** Data extracts follows **
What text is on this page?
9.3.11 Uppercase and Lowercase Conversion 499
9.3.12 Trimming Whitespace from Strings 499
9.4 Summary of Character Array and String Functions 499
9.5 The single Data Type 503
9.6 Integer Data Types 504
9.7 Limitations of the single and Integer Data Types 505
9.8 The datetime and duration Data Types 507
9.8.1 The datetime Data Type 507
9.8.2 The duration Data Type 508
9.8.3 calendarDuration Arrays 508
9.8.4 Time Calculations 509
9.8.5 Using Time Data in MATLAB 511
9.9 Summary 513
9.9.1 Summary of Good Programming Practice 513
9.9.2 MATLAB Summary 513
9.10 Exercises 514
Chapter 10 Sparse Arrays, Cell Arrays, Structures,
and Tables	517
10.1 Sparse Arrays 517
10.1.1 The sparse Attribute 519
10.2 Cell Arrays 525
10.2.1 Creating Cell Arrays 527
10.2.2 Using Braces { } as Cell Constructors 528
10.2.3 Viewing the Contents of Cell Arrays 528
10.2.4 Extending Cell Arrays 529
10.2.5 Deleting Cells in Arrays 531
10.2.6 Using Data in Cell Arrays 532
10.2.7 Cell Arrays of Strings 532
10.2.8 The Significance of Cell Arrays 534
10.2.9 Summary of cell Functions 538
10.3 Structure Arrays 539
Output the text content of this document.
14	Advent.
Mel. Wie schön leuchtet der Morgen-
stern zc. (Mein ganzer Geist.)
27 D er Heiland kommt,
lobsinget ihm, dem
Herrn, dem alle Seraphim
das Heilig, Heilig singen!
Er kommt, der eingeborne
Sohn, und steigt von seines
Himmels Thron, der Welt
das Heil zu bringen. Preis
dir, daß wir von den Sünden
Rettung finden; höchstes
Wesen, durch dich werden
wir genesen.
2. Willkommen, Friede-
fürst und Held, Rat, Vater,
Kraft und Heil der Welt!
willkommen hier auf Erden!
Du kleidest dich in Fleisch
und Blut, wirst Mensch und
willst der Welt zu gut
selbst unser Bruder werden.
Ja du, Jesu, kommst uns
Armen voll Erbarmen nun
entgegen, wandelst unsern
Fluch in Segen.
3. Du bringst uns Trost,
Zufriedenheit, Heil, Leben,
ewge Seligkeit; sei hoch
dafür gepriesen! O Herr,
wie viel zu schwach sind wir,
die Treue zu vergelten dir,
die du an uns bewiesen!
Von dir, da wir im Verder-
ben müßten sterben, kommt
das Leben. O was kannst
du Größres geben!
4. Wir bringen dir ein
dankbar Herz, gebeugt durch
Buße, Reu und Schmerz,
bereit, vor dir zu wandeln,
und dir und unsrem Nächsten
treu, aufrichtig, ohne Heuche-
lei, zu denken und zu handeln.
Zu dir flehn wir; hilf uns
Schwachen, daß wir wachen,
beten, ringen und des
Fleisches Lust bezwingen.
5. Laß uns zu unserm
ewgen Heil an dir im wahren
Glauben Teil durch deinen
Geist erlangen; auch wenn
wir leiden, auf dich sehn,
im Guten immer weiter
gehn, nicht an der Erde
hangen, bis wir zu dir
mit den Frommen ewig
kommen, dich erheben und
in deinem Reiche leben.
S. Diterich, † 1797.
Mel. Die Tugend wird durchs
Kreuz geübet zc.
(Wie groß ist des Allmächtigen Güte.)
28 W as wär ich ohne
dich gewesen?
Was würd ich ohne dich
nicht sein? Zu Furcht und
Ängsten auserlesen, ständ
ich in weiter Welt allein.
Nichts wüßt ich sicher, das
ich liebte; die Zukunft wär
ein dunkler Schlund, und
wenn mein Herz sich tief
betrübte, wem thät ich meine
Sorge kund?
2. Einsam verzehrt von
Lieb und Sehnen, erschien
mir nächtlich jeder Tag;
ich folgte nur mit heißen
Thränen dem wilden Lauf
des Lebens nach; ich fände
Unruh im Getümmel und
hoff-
** End of Data extracts **
Exercise –
The data above needs to be repeated exactly, line for line.

Response –
What text is on this page?
9.3.11 Uppercase and Lowercase Conversion 499
9.3.12 Trimming Whitespace from Strings 499
9.4 Summary of Character Array and String Functions 499
9.5 The single Data Type 503
9.6 Integer Data Types 504
9.7 Limitations of the single and Integer Data Types 505
9.8 The datetime and duration Data Types 507
9.8.1 The datetime Data Type 507
9.8.2 The duration Data Type 508
9.8.3 calendarDuration Arrays 508
9.8.4 Time Calculations 509
9.8.5 Using Time Data in MATLAB 511
9.9 Summary 513
9.9.1 Summary of Good Programming Practice 513
9.9.2 MATLAB Summary 513
9.10 Exercises 514
Chapter 10 Sparse Arrays, Cell Arrays, Structures,
and Tables	517
10.1 Sparse Arrays 517
10.1.1 The sparse Attribute 519
10.2 Cell Arrays 525
10.2.1 Creating Cell Arrays 527
10.2.2 Using Braces { } as Cell Constructors 528
10.2.3 Viewing the Contents of Cell Arrays 528
10.2.4 Extending Cell Arrays 529
10.2.5 Deleting Cells in Arrays 531
10.2.6 Using Data in Cell Arrays 532
10.2.7 Cell Arrays of Strings 532
10.2.8 The Significance of Cell Arrays 534
10.2.9 Summary of cell Functions 538
10.3 Structure Arrays 539
Output the text content of this document.
14	Advent.
Mel. Wie schön leuchtet der Morgen-
stern zc. (Mein ganzer Geist.)
27 D er Heiland kommt,
lobsinget ihm, dem
Herrn, dem alle Seraphim
das Heilig, Heilig singen!
Er kommt, der eingeborne
Sohn, und steigt von seines
Himmels Thron, der Welt
das Heil zu bringen. Preis
dir, daß wir von den Sünden
Rettung finden; höchstes
Wesen, durch dich werden
wir genesen.
2. Willkommen, Friede-
fürst und Held, Rat, Vater,
Kraft und Heil der Welt!
willkommen hier auf Erden!
Du kleidest dich in Fleisch
und Blut, wirst Mensch und
willst der Welt zu gut
selbst unser Bruder werden.
Ja du, Jesu, kommst uns
Armen voll Erbarmen nun
entgegen, wandelst unsern
Fluch in Segen.
3. Du bringst uns Trost,
Zufriedenheit, Heil, Leben,
ewge Seligkeit; sei hoch
dafür gepriesen! O Herr,
wie viel zu schwach sind wir,
die Treue zu vergelten dir,
die du an uns bewiesen!
Von dir, da wir im Verder-
ben müßten sterben, kommt
das Leben. O was kannst
du Größres geben!
4. Wir bringen dir ein
dankbar Herz, gebeugt durch
Buße, Reu und Schmerz,
bereit, vor dir zu wandeln,
und dir und unsrem Nächsten
treu, aufrichtig, ohne Heuche-
lei, zu denken und zu handeln.
Zu dir flehn wir; hilf uns
Schwachen, daß wir wachen,
beten, ringen und des
Fleisches Lust bezwingen.
5. Laß uns zu unserm
ewgen Heil an dir im wahren
Glauben Teil durch deinen
Geist erlangen; auch wenn
wir leiden, auf dich sehn,
im Guten immer weiter
gehn, nicht an der Erde
hangen, bis wir zu dir
mit den Frommen ewig
kommen, dich erheben und
in deinem Reiche leben.
S. Diterich, † 1797.
Mel. Die Tugend wird durchs
Kreuz geübet zc.
(Wie groß ist des Allmächtigen Güte.)
28 W as wär ich ohne
dich gewesen?
Was würd ich ohne dich
nicht sein? Zu Furcht und
Ängsten auserlesen, ständ
ich in weiter Welt allein.
Nichts wüßt ich sicher, das
ich liebte; die Zukunft wär
ein dunkler Schlund, und
wenn mein Herz sich tief
betrübte, wem thät ich meine
Sorge kund?
2. Einsam verzehrt von
Lieb und Sehnen, erschien
mir nächtlich jeder Tag;
ich folgte nur mit heißen
Thränen dem wilden Lauf
des Lebens nach; ich fände
Unruh im Getümmel und
hoff-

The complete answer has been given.